>> Start Data to process

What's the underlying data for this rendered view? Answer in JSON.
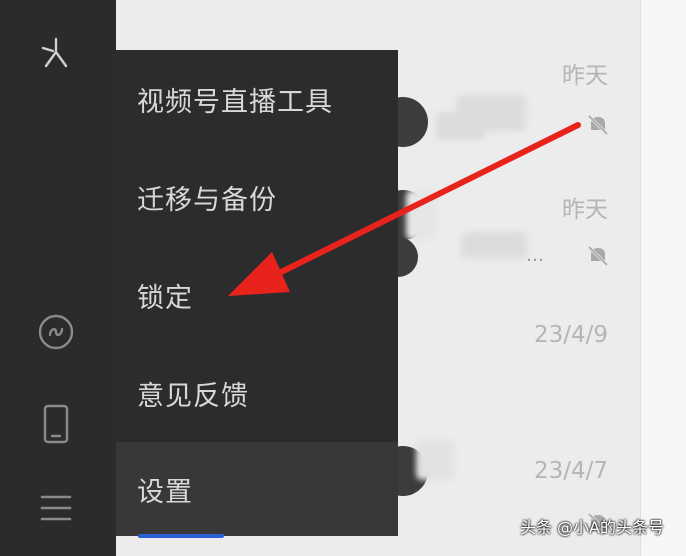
{
  "menu": {
    "items": [
      {
        "label": "视频号直播工具"
      },
      {
        "label": "迁移与备份"
      },
      {
        "label": "锁定"
      },
      {
        "label": "意见反馈"
      },
      {
        "label": "设置"
      }
    ]
  },
  "chats": [
    {
      "time": "昨天"
    },
    {
      "time": "昨天"
    },
    {
      "time": "23/4/9"
    },
    {
      "time": "23/4/7"
    }
  ],
  "sidebar": {
    "icons": [
      "logo-icon",
      "mini-program-icon",
      "phone-icon",
      "menu-icon"
    ]
  },
  "annotation": {
    "arrow_color": "#e8231c"
  },
  "watermark": "头条 @小A的头条号"
}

>> End Data to process

All entries are to be retyped exactly. Omit any embedded images.

→ Response:
What's the underlying data for this rendered view? Answer in JSON.
{
  "menu": {
    "items": [
      {
        "label": "视频号直播工具"
      },
      {
        "label": "迁移与备份"
      },
      {
        "label": "锁定"
      },
      {
        "label": "意见反馈"
      },
      {
        "label": "设置"
      }
    ]
  },
  "chats": [
    {
      "time": "昨天"
    },
    {
      "time": "昨天"
    },
    {
      "time": "23/4/9"
    },
    {
      "time": "23/4/7"
    }
  ],
  "sidebar": {
    "icons": [
      "logo-icon",
      "mini-program-icon",
      "phone-icon",
      "menu-icon"
    ]
  },
  "annotation": {
    "arrow_color": "#e8231c"
  },
  "watermark": "头条 @小A的头条号"
}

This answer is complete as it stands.